| INFORMATION PROVIDED |
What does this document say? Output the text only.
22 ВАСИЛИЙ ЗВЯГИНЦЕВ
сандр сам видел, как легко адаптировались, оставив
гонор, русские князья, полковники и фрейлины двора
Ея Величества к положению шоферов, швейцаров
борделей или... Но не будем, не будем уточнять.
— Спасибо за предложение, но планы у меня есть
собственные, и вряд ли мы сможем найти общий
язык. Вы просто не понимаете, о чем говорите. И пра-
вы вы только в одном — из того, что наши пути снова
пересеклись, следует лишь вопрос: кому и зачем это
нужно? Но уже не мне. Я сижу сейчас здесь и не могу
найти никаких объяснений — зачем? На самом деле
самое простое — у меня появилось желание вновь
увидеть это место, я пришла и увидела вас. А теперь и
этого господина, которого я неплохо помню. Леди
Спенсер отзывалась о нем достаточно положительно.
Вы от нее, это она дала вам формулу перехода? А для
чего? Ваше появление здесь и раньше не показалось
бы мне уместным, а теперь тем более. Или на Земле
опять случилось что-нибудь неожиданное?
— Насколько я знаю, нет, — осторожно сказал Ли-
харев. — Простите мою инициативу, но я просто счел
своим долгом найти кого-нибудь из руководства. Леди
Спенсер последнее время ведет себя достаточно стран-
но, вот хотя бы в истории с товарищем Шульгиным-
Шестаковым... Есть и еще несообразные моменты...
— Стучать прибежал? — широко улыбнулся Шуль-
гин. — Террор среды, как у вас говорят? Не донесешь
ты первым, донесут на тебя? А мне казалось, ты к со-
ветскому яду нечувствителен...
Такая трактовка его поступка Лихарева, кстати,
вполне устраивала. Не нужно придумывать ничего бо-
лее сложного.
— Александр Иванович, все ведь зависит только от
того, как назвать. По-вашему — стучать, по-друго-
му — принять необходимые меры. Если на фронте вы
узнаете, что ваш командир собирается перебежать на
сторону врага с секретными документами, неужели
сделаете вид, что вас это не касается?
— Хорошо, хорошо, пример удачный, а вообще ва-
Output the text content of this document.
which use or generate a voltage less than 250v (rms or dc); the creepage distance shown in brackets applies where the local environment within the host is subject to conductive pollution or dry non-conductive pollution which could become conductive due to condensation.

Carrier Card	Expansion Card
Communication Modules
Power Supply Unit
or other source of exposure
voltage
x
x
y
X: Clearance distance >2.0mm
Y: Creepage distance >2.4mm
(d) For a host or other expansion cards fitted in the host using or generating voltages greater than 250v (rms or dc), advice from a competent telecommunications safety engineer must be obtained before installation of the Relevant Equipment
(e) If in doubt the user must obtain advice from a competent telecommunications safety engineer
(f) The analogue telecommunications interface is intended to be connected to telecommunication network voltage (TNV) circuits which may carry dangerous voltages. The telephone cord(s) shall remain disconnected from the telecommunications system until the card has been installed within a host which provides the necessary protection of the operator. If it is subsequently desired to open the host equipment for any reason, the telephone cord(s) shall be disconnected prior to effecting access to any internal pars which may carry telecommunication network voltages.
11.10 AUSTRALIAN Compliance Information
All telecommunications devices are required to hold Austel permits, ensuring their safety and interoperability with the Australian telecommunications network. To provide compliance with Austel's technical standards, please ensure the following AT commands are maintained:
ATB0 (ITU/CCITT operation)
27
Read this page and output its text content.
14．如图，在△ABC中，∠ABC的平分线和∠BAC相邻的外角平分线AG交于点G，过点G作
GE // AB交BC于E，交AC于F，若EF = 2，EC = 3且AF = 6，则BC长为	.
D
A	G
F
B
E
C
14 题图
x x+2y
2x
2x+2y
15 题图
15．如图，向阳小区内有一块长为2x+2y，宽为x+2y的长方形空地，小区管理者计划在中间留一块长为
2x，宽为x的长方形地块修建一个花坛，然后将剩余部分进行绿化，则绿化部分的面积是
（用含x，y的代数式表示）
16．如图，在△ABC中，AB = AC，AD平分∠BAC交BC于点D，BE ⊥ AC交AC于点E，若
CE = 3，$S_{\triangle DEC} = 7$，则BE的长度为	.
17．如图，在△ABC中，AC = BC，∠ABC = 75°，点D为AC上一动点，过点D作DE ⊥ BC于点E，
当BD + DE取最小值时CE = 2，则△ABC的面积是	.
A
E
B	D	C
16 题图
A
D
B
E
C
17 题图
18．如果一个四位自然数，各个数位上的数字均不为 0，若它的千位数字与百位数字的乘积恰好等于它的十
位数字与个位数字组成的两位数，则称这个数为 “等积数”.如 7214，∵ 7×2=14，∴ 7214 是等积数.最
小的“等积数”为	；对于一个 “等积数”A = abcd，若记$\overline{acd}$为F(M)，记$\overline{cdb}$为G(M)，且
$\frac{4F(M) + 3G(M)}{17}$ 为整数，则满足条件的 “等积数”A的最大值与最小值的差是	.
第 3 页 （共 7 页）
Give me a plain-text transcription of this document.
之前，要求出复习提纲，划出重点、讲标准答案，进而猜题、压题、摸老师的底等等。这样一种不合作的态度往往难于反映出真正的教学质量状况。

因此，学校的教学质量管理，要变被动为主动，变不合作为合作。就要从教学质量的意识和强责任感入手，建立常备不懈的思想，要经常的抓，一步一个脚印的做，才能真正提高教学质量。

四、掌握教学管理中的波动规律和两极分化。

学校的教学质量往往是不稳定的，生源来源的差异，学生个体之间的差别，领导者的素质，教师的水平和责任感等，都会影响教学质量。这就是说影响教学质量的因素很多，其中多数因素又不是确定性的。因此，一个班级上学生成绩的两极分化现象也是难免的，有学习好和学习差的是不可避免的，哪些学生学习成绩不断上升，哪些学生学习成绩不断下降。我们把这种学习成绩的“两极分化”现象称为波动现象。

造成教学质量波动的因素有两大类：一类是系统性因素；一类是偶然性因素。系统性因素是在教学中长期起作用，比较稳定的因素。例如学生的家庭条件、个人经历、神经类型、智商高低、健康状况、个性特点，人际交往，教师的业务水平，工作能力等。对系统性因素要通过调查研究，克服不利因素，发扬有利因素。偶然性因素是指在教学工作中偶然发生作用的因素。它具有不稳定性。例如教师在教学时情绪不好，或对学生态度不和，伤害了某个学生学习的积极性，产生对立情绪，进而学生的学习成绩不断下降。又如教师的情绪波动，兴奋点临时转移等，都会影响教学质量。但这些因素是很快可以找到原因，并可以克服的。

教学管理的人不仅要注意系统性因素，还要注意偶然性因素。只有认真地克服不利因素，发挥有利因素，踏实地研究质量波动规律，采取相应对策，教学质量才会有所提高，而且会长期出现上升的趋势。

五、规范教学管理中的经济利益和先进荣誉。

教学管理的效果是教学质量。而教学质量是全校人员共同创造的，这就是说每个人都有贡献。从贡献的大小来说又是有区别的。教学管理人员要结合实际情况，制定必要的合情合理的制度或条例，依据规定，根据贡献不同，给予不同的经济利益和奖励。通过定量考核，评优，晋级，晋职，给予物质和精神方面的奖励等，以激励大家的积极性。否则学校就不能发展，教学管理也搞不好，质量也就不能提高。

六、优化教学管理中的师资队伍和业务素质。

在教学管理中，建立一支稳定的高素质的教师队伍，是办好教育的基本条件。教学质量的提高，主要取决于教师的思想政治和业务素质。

| WRITTEN EXERCISE |
Using the material above, print every entry exactly as written.

| SOLUTION FOR THIS PROBLEM |
What does this document say? Output the text only.
22 ВАСИЛИЙ ЗВЯГИНЦЕВ
сандр сам видел, как легко адаптировались, оставив
гонор, русские князья, полковники и фрейлины двора
Ея Величества к положению шоферов, швейцаров
борделей или... Но не будем, не будем уточнять.
— Спасибо за предложение, но планы у меня есть
собственные, и вряд ли мы сможем найти общий
язык. Вы просто не понимаете, о чем говорите. И пра-
вы вы только в одном — из того, что наши пути снова
пересеклись, следует лишь вопрос: кому и зачем это
нужно? Но уже не мне. Я сижу сейчас здесь и не могу
найти никаких объяснений — зачем? На самом деле
самое простое — у меня появилось желание вновь
увидеть это место, я пришла и увидела вас. А теперь и
этого господина, которого я неплохо помню. Леди
Спенсер отзывалась о нем достаточно положительно.
Вы от нее, это она дала вам формулу перехода? А для
чего? Ваше появление здесь и раньше не показалось
бы мне уместным, а теперь тем более. Или на Земле
опять случилось что-нибудь неожиданное?
— Насколько я знаю, нет, — осторожно сказал Ли-
харев. — Простите мою инициативу, но я просто счел
своим долгом найти кого-нибудь из руководства. Леди
Спенсер последнее время ведет себя достаточно стран-
но, вот хотя бы в истории с товарищем Шульгиным-
Шестаковым... Есть и еще несообразные моменты...
— Стучать прибежал? — широко улыбнулся Шуль-
гин. — Террор среды, как у вас говорят? Не донесешь
ты первым, донесут на тебя? А мне казалось, ты к со-
ветскому яду нечувствителен...
Такая трактовка его поступка Лихарева, кстати,
вполне устраивала. Не нужно придумывать ничего бо-
лее сложного.
— Александр Иванович, все ведь зависит только от
того, как назвать. По-вашему — стучать, по-друго-
му — принять необходимые меры. Если на фронте вы
узнаете, что ваш командир собирается перебежать на
сторону врага с секретными документами, неужели
сделаете вид, что вас это не касается?
— Хорошо, хорошо, пример удачный, а вообще ва-
Output the text content of this document.
which use or generate a voltage less than 250v (rms or dc); the creepage distance shown in brackets applies where the local environment within the host is subject to conductive pollution or dry non-conductive pollution which could become conductive due to condensation.

Carrier Card	Expansion Card
Communication Modules
Power Supply Unit
or other source of exposure
voltage
x
x
y
X: Clearance distance >2.0mm
Y: Creepage distance >2.4mm
(d) For a host or other expansion cards fitted in the host using or generating voltages greater than 250v (rms or dc), advice from a competent telecommunications safety engineer must be obtained before installation of the Relevant Equipment
(e) If in doubt the user must obtain advice from a competent telecommunications safety engineer
(f) The analogue telecommunications interface is intended to be connected to telecommunication network voltage (TNV) circuits which may carry dangerous voltages. The telephone cord(s) shall remain disconnected from the telecommunications system until the card has been installed within a host which provides the necessary protection of the operator. If it is subsequently desired to open the host equipment for any reason, the telephone cord(s) shall be disconnected prior to effecting access to any internal pars which may carry telecommunication network voltages.
11.10 AUSTRALIAN Compliance Information
All telecommunications devices are required to hold Austel permits, ensuring their safety and interoperability with the Australian telecommunications network. To provide compliance with Austel's technical standards, please ensure the following AT commands are maintained:
ATB0 (ITU/CCITT operation)
27
Read this page and output its text content.
14．如图，在△ABC中，∠ABC的平分线和∠BAC相邻的外角平分线AG交于点G，过点G作
GE // AB交BC于E，交AC于F，若EF = 2，EC = 3且AF = 6，则BC长为	.
D
A	G
F
B
E
C
14 题图
x x+2y
2x
2x+2y
15 题图
15．如图，向阳小区内有一块长为2x+2y，宽为x+2y的长方形空地，小区管理者计划在中间留一块长为
2x，宽为x的长方形地块修建一个花坛，然后将剩余部分进行绿化，则绿化部分的面积是
（用含x，y的代数式表示）
16．如图，在△ABC中，AB = AC，AD平分∠BAC交BC于点D，BE ⊥ AC交AC于点E，若
CE = 3，$S_{\triangle DEC} = 7$，则BE的长度为	.
17．如图，在△ABC中，AC = BC，∠ABC = 75°，点D为AC上一动点，过点D作DE ⊥ BC于点E，
当BD + DE取最小值时CE = 2，则△ABC的面积是	.
A
E
B	D	C
16 题图
A
D
B
E
C
17 题图
18．如果一个四位自然数，各个数位上的数字均不为 0，若它的千位数字与百位数字的乘积恰好等于它的十
位数字与个位数字组成的两位数，则称这个数为 “等积数”.如 7214，∵ 7×2=14，∴ 7214 是等积数.最
小的“等积数”为	；对于一个 “等积数”A = abcd，若记$\overline{acd}$为F(M)，记$\overline{cdb}$为G(M)，且
$\frac{4F(M) + 3G(M)}{17}$ 为整数，则满足条件的 “等积数”A的最大值与最小值的差是	.
第 3 页 （共 7 页）
Give me a plain-text transcription of this document.
之前，要求出复习提纲，划出重点、讲标准答案，进而猜题、压题、摸老师的底等等。这样一种不合作的态度往往难于反映出真正的教学质量状况。

因此，学校的教学质量管理，要变被动为主动，变不合作为合作。就要从教学质量的意识和强责任感入手，建立常备不懈的思想，要经常的抓，一步一个脚印的做，才能真正提高教学质量。

四、掌握教学管理中的波动规律和两极分化。

学校的教学质量往往是不稳定的，生源来源的差异，学生个体之间的差别，领导者的素质，教师的水平和责任感等，都会影响教学质量。这就是说影响教学质量的因素很多，其中多数因素又不是确定性的。因此，一个班级上学生成绩的两极分化现象也是难免的，有学习好和学习差的是不可避免的，哪些学生学习成绩不断上升，哪些学生学习成绩不断下降。我们把这种学习成绩的“两极分化”现象称为波动现象。

造成教学质量波动的因素有两大类：一类是系统性因素；一类是偶然性因素。系统性因素是在教学中长期起作用，比较稳定的因素。例如学生的家庭条件、个人经历、神经类型、智商高低、健康状况、个性特点，人际交往，教师的业务水平，工作能力等。对系统性因素要通过调查研究，克服不利因素，发扬有利因素。偶然性因素是指在教学工作中偶然发生作用的因素。它具有不稳定性。例如教师在教学时情绪不好，或对学生态度不和，伤害了某个学生学习的积极性，产生对立情绪，进而学生的学习成绩不断下降。又如教师的情绪波动，兴奋点临时转移等，都会影响教学质量。但这些因素是很快可以找到原因，并可以克服的。

教学管理的人不仅要注意系统性因素，还要注意偶然性因素。只有认真地克服不利因素，发挥有利因素，踏实地研究质量波动规律，采取相应对策，教学质量才会有所提高，而且会长期出现上升的趋势。

五、规范教学管理中的经济利益和先进荣誉。

教学管理的效果是教学质量。而教学质量是全校人员共同创造的，这就是说每个人都有贡献。从贡献的大小来说又是有区别的。教学管理人员要结合实际情况，制定必要的合情合理的制度或条例，依据规定，根据贡献不同，给予不同的经济利益和奖励。通过定量考核，评优，晋级，晋职，给予物质和精神方面的奖励等，以激励大家的积极性。否则学校就不能发展，教学管理也搞不好，质量也就不能提高。

六、优化教学管理中的师资队伍和业务素质。

在教学管理中，建立一支稳定的高素质的教师队伍，是办好教育的基本条件。教学质量的提高，主要取决于教师的思想政治和业务素质。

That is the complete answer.